## Short exercise
Using the data below, copy each line that includes the word "name".

## Material supplied
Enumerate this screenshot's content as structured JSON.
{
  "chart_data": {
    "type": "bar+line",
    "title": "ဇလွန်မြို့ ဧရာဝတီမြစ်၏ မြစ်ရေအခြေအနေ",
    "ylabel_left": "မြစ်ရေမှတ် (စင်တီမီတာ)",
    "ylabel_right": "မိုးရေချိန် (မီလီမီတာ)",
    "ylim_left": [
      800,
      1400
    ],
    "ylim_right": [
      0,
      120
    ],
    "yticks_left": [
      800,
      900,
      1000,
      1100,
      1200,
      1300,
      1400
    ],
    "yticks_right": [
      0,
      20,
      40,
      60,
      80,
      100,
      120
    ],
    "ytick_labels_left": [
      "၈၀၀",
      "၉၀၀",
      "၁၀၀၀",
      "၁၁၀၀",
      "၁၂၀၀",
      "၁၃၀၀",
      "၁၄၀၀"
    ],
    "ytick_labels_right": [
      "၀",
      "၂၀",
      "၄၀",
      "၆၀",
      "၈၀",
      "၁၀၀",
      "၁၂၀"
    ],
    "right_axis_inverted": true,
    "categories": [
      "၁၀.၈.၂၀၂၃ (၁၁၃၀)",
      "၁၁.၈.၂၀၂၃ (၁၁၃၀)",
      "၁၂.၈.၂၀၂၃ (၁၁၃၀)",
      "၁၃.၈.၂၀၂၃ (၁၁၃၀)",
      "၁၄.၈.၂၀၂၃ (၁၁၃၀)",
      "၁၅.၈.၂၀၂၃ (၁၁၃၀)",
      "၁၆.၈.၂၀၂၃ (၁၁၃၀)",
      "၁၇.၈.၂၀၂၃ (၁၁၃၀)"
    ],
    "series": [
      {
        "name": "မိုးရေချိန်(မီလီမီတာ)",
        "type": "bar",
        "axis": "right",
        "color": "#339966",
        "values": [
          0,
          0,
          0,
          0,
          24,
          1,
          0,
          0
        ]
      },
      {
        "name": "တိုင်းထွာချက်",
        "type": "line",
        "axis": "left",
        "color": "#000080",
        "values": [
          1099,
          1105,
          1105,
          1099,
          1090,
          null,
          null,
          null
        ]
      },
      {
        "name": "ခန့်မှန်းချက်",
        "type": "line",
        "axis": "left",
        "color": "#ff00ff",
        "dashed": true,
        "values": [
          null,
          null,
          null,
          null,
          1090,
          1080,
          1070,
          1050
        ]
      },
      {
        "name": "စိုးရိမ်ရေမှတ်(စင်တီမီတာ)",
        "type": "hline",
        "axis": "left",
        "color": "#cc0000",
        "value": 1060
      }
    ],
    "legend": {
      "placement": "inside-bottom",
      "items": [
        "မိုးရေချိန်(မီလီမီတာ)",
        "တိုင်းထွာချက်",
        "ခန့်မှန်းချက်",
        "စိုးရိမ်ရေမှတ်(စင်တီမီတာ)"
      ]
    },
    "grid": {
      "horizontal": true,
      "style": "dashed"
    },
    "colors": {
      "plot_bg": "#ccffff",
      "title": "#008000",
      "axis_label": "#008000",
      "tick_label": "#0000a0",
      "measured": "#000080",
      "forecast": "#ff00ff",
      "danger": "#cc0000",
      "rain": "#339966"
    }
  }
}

## Output of the task
        "name": "မိုးရေချိန်(မီလီမီတာ)",
        "name": "တိုင်းထွာချက်",
        "name": "ခန့်မှန်းချက်",
        "name": "စိုးရိမ်ရေမှတ်(စင်တီမီတာ)",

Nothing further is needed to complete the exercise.